▸ CHALLENGE
Report the count of lines that carry the string "Зеленая", and add nothing.
--*--
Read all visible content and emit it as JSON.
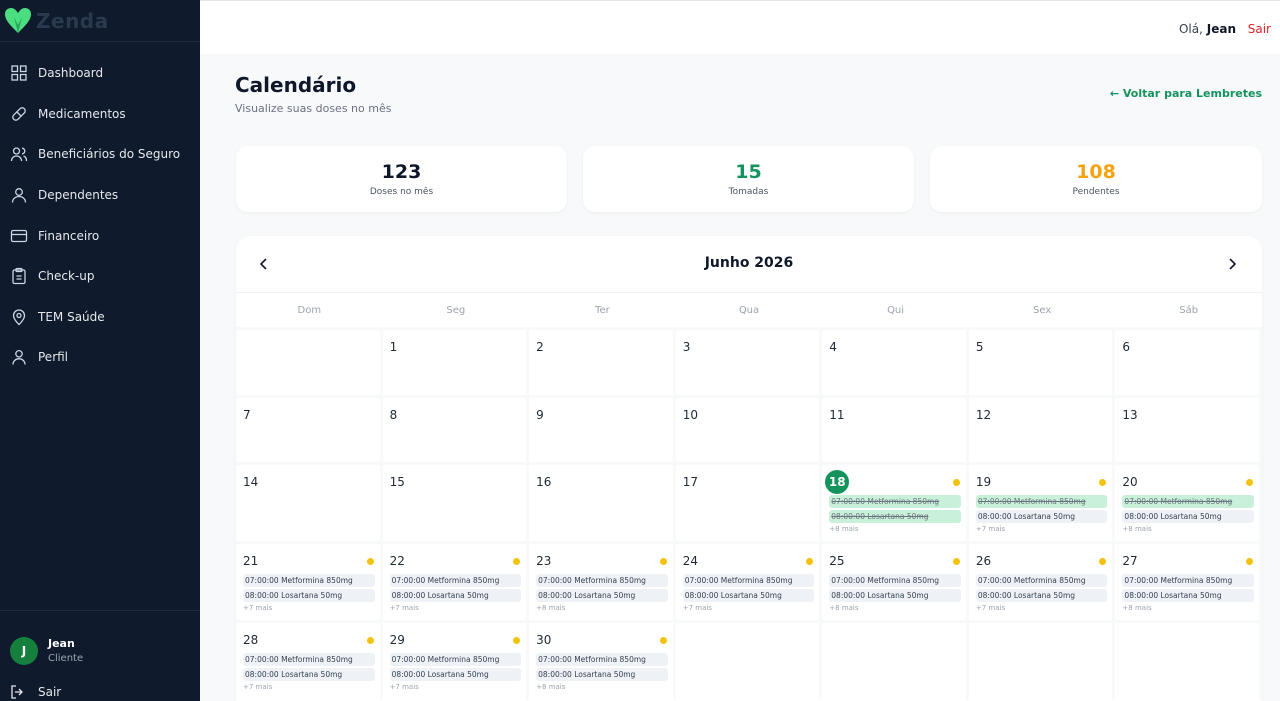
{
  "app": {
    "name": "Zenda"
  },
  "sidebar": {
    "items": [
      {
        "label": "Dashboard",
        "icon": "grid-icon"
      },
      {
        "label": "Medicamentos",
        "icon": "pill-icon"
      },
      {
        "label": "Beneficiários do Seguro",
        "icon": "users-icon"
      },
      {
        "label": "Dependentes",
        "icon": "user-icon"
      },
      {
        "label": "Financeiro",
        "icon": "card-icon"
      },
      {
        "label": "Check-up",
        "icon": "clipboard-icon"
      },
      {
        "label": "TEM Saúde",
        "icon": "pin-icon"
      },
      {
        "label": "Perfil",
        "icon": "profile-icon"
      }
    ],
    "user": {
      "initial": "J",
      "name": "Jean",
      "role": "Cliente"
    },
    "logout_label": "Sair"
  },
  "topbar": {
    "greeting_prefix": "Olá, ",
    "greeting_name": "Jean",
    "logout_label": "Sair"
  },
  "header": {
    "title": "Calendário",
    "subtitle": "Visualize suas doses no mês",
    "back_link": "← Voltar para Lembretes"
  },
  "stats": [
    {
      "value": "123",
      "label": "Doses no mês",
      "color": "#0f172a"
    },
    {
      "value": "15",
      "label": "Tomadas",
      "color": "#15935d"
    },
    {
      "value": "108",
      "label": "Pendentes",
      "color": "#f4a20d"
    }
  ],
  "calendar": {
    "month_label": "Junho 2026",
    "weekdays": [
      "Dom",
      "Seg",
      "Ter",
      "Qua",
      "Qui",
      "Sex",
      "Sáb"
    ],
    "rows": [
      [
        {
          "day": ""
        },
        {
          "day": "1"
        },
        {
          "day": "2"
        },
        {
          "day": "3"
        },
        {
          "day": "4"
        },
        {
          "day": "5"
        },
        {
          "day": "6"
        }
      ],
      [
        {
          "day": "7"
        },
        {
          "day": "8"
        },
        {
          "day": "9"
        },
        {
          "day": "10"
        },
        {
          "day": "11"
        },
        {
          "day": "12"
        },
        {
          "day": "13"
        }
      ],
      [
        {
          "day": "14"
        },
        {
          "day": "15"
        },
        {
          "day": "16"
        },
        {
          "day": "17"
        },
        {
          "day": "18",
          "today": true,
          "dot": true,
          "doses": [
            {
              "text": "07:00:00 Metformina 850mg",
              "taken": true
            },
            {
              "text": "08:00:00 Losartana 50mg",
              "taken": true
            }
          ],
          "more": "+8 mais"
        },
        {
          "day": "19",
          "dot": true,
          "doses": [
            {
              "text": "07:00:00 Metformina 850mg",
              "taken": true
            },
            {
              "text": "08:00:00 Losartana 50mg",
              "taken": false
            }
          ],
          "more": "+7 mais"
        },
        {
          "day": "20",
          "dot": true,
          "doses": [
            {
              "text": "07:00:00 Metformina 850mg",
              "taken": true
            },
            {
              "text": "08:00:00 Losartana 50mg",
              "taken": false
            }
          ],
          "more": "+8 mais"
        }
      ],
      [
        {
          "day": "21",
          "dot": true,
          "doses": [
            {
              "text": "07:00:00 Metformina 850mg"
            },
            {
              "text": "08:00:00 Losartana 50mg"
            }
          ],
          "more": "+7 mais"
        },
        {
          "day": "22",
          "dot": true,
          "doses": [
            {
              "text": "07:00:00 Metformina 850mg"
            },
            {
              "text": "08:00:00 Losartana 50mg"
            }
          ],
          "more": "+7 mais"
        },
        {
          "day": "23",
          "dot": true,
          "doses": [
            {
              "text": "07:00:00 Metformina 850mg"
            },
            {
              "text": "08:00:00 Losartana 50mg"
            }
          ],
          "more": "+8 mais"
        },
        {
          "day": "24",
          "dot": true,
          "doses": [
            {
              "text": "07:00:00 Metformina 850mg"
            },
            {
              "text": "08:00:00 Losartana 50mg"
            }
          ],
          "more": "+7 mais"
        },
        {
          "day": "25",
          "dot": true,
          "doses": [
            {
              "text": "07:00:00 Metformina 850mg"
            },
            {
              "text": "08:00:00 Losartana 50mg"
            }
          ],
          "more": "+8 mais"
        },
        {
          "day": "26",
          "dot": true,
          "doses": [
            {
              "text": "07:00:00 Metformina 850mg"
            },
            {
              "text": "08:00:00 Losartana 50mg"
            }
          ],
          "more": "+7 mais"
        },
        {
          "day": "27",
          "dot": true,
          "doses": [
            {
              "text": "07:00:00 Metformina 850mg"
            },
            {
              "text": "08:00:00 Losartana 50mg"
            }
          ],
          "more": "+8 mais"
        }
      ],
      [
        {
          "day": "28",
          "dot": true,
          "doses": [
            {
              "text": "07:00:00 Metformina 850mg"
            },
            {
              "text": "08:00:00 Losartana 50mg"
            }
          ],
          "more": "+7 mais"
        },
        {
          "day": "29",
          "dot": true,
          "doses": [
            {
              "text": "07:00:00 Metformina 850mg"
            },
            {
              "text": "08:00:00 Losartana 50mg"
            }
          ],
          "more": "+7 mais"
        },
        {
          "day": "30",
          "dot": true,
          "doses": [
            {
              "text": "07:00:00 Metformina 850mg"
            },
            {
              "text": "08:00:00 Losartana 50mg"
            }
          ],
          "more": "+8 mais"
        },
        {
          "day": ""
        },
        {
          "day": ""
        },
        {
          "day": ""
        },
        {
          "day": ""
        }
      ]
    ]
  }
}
--*--
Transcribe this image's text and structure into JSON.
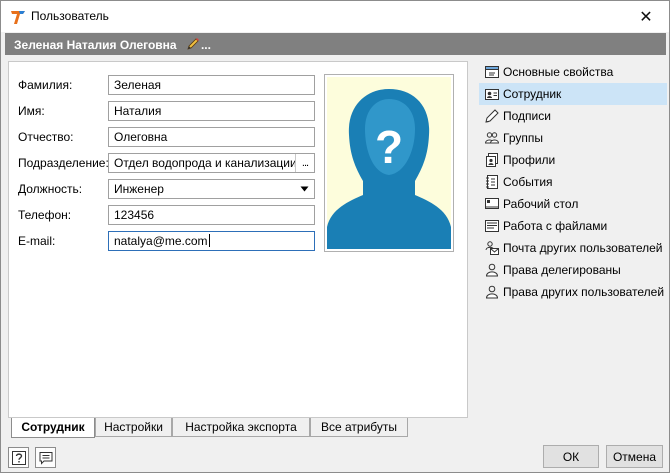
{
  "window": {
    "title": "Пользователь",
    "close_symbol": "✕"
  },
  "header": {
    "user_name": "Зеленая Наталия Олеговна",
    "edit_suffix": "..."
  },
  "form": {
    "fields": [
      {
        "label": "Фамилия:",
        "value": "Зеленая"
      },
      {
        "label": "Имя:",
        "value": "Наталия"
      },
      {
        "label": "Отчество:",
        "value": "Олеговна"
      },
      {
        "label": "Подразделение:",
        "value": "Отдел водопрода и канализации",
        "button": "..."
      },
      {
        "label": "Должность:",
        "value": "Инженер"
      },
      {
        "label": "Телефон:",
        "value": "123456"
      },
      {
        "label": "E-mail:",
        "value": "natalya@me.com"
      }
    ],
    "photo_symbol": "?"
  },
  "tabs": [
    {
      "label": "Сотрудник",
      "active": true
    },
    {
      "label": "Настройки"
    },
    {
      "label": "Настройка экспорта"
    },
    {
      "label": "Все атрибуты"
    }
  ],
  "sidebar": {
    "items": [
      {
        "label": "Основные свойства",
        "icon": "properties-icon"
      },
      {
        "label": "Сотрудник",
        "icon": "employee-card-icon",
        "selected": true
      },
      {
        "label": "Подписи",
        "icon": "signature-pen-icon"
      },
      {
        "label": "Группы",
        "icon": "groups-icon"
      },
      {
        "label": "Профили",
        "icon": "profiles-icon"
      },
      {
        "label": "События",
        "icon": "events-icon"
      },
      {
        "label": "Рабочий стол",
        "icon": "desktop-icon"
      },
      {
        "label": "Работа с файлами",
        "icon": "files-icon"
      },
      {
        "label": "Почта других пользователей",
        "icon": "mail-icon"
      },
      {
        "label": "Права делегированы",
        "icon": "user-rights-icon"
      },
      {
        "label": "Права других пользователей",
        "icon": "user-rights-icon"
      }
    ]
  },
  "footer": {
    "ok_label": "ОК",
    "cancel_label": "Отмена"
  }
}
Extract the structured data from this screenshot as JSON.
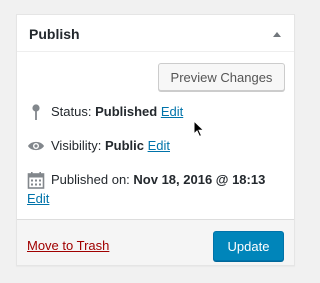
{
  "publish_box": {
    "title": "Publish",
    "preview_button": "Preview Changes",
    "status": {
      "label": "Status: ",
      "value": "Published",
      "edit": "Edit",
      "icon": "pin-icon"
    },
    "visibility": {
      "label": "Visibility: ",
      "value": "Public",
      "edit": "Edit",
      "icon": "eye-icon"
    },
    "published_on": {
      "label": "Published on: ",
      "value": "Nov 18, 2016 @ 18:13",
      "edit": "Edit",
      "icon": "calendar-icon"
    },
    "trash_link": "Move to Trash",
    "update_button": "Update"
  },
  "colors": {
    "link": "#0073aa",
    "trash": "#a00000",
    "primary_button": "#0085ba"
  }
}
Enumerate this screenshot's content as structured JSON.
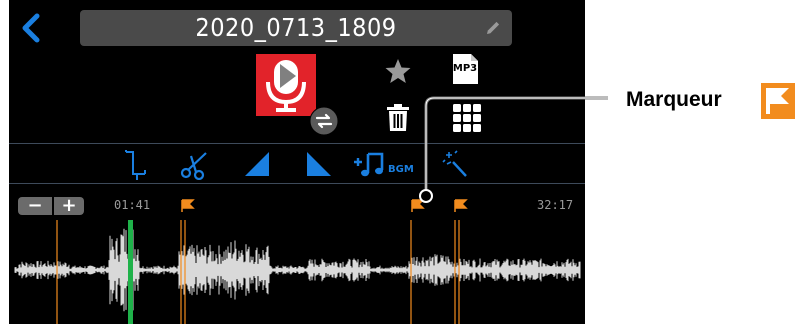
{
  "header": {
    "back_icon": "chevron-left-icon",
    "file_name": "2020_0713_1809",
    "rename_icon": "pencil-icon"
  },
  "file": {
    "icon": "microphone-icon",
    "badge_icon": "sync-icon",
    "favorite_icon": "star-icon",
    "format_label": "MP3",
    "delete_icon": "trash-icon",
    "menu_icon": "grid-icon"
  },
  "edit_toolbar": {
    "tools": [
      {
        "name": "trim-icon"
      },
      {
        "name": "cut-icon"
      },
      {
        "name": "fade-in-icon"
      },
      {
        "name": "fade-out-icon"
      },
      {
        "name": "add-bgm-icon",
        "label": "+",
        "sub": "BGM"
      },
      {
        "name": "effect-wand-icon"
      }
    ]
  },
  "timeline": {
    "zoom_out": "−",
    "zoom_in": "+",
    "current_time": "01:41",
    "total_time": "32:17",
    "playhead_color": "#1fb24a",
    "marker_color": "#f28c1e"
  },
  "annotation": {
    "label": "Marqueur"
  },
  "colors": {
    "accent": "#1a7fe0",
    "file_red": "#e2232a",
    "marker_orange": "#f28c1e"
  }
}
--*--
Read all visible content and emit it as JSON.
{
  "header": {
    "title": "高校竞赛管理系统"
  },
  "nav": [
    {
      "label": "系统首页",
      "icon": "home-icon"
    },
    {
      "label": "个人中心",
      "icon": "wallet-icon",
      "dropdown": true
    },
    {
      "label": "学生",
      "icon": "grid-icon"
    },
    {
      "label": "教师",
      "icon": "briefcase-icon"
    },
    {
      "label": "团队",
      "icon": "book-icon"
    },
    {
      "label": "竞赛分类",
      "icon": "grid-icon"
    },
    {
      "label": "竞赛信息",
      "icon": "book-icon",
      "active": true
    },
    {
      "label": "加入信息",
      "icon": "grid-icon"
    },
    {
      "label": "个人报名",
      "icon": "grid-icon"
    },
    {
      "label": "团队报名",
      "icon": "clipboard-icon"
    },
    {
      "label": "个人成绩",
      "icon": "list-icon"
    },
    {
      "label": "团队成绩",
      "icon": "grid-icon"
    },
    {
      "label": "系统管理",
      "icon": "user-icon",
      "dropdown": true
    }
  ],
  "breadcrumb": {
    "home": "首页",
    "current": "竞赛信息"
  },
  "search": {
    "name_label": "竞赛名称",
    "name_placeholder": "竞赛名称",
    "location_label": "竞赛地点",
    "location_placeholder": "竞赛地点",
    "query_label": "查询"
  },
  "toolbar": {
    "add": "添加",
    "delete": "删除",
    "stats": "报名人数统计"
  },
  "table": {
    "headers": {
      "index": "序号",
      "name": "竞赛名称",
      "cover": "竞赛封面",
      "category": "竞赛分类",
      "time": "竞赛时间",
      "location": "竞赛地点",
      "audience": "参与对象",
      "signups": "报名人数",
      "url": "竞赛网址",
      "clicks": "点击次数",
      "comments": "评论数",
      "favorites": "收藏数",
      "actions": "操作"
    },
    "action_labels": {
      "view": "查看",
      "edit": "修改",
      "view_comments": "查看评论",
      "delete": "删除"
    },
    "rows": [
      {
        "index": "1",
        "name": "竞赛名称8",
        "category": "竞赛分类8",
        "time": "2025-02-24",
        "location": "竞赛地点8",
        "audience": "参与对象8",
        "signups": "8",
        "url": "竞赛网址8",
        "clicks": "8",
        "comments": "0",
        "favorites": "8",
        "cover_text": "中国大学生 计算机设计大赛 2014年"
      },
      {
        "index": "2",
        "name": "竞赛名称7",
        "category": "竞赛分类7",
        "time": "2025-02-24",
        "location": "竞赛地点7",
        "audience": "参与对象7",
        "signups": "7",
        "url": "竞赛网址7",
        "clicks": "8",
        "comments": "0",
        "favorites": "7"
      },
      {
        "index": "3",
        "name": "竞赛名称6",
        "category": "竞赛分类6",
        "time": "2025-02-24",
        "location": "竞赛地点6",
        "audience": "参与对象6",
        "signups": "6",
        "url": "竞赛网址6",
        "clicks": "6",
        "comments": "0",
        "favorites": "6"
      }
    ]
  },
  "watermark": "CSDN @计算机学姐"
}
--*--
▸ RESPONSE TO THIS EXERCISE
2